> _WHAT IS EXPECTED_: Search the data below for the string "Ideen". Extract every line that contains it.

> _SUPPLIED ENTRIES_:
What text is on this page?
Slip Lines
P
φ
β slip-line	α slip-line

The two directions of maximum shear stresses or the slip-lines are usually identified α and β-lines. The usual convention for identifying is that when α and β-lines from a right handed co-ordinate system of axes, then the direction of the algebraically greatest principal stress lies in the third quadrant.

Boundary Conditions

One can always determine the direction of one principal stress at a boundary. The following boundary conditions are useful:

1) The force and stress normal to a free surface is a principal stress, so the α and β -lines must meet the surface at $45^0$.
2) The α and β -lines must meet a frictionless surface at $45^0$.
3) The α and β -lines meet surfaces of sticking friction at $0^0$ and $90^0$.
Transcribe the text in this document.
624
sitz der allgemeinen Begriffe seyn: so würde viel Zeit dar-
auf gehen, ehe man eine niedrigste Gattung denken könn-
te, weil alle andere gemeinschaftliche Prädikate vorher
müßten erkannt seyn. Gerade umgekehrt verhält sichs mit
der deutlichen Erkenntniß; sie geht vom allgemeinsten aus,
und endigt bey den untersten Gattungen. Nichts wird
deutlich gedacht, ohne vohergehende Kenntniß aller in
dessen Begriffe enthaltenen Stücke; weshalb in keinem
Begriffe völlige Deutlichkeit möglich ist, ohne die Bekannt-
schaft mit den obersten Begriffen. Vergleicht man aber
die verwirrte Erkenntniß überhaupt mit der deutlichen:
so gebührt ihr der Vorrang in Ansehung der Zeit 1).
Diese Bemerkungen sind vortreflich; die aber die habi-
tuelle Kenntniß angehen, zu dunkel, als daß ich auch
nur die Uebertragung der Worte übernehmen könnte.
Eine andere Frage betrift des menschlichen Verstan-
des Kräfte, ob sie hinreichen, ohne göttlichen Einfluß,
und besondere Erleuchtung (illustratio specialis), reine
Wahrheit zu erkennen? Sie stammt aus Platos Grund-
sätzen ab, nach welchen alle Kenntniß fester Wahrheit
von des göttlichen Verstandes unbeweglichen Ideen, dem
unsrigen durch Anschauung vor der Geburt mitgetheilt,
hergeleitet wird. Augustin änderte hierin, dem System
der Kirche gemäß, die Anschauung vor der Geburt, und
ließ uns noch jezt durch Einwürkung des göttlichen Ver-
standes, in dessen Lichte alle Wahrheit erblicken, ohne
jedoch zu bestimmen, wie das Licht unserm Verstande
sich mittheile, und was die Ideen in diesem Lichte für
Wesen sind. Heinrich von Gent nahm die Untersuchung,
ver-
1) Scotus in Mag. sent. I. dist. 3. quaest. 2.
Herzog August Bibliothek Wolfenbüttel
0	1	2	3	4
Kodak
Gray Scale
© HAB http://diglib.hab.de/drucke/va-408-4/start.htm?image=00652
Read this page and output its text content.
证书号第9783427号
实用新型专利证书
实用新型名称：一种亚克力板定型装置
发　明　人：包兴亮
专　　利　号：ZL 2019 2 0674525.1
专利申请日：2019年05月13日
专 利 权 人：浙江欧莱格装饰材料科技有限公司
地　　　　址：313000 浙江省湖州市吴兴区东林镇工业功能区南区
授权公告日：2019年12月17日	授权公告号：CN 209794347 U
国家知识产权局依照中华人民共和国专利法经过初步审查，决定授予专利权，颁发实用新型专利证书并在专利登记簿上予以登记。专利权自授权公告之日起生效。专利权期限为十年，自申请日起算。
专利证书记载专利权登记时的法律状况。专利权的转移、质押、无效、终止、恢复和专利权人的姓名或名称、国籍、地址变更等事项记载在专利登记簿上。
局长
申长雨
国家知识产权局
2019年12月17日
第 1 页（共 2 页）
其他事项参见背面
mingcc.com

> _PROBLEM SOLUTION_:
von des göttlichen Verstandes unbeweglichen Ideen, dem
sich mittheile, und was die Ideen in diesem Lichte für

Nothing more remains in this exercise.